[start SOURCE DATA]

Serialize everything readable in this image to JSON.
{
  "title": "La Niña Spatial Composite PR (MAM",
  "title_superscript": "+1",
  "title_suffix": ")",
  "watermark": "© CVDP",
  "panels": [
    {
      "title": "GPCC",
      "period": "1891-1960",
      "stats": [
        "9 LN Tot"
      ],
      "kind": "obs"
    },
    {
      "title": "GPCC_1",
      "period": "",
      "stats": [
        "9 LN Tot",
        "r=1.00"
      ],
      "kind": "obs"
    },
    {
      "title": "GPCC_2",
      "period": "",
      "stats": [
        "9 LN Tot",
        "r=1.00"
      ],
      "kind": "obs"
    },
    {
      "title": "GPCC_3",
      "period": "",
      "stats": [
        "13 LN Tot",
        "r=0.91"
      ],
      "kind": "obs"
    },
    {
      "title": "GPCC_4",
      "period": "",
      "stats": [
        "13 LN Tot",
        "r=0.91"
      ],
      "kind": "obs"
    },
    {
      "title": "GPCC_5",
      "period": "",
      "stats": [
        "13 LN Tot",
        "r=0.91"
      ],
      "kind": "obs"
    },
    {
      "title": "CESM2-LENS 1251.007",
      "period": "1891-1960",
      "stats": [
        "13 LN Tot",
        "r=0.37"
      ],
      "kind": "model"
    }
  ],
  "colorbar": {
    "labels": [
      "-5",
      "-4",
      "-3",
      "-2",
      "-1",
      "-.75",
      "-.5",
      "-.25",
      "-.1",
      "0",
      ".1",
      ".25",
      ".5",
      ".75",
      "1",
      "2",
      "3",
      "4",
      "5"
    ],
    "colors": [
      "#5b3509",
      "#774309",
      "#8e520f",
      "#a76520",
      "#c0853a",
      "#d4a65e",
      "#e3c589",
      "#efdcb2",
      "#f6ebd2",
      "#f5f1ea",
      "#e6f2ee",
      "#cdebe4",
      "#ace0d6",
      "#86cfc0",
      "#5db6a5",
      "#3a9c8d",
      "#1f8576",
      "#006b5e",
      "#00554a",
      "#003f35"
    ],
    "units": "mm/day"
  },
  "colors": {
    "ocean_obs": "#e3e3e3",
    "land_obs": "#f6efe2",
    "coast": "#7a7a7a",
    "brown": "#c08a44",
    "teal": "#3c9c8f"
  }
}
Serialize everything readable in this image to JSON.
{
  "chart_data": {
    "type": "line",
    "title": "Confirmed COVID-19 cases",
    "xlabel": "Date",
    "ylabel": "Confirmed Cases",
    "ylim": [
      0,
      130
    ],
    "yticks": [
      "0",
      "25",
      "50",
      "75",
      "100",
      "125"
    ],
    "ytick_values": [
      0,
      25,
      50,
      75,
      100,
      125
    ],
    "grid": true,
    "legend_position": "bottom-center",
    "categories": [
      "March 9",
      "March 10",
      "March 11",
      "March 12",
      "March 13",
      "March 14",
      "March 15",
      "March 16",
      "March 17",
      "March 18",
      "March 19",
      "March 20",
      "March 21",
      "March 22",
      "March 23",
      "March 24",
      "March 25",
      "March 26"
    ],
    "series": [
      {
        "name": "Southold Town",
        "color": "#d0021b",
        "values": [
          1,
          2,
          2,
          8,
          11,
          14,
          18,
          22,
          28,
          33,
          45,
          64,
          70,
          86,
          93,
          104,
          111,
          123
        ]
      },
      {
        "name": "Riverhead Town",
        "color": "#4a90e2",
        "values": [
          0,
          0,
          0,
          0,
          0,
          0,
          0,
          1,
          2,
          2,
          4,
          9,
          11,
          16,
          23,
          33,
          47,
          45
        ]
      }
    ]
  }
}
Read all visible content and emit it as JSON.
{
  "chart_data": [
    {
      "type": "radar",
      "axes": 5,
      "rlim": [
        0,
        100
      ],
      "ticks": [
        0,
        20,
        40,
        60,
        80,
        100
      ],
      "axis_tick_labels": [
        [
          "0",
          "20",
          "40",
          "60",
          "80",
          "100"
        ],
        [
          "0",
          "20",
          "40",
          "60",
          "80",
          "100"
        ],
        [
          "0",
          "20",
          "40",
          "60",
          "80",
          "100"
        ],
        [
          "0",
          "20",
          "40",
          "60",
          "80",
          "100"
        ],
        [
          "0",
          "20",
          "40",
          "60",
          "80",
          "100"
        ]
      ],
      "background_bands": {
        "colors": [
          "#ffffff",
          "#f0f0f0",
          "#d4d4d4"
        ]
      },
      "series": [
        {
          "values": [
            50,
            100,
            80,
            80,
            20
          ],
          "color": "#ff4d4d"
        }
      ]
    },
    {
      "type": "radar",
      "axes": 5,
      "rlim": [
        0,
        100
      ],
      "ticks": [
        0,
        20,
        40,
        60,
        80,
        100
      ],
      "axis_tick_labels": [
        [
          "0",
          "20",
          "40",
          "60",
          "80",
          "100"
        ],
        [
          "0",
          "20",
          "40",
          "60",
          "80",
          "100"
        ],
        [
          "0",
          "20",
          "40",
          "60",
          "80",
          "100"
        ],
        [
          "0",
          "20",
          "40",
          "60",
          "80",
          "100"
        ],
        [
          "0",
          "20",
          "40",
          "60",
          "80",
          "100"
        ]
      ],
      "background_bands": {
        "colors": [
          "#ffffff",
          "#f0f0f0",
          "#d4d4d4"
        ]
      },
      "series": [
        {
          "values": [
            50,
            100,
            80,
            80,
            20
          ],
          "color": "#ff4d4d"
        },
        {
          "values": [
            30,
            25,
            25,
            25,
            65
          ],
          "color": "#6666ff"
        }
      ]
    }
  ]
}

[end SOURCE DATA]

OBJECTIVE –
From the entries above, list each line with "Confirmed" in it.

PROBLEM SOLUTION –
    "title": "Confirmed COVID-19 cases",
    "ylabel": "Confirmed Cases",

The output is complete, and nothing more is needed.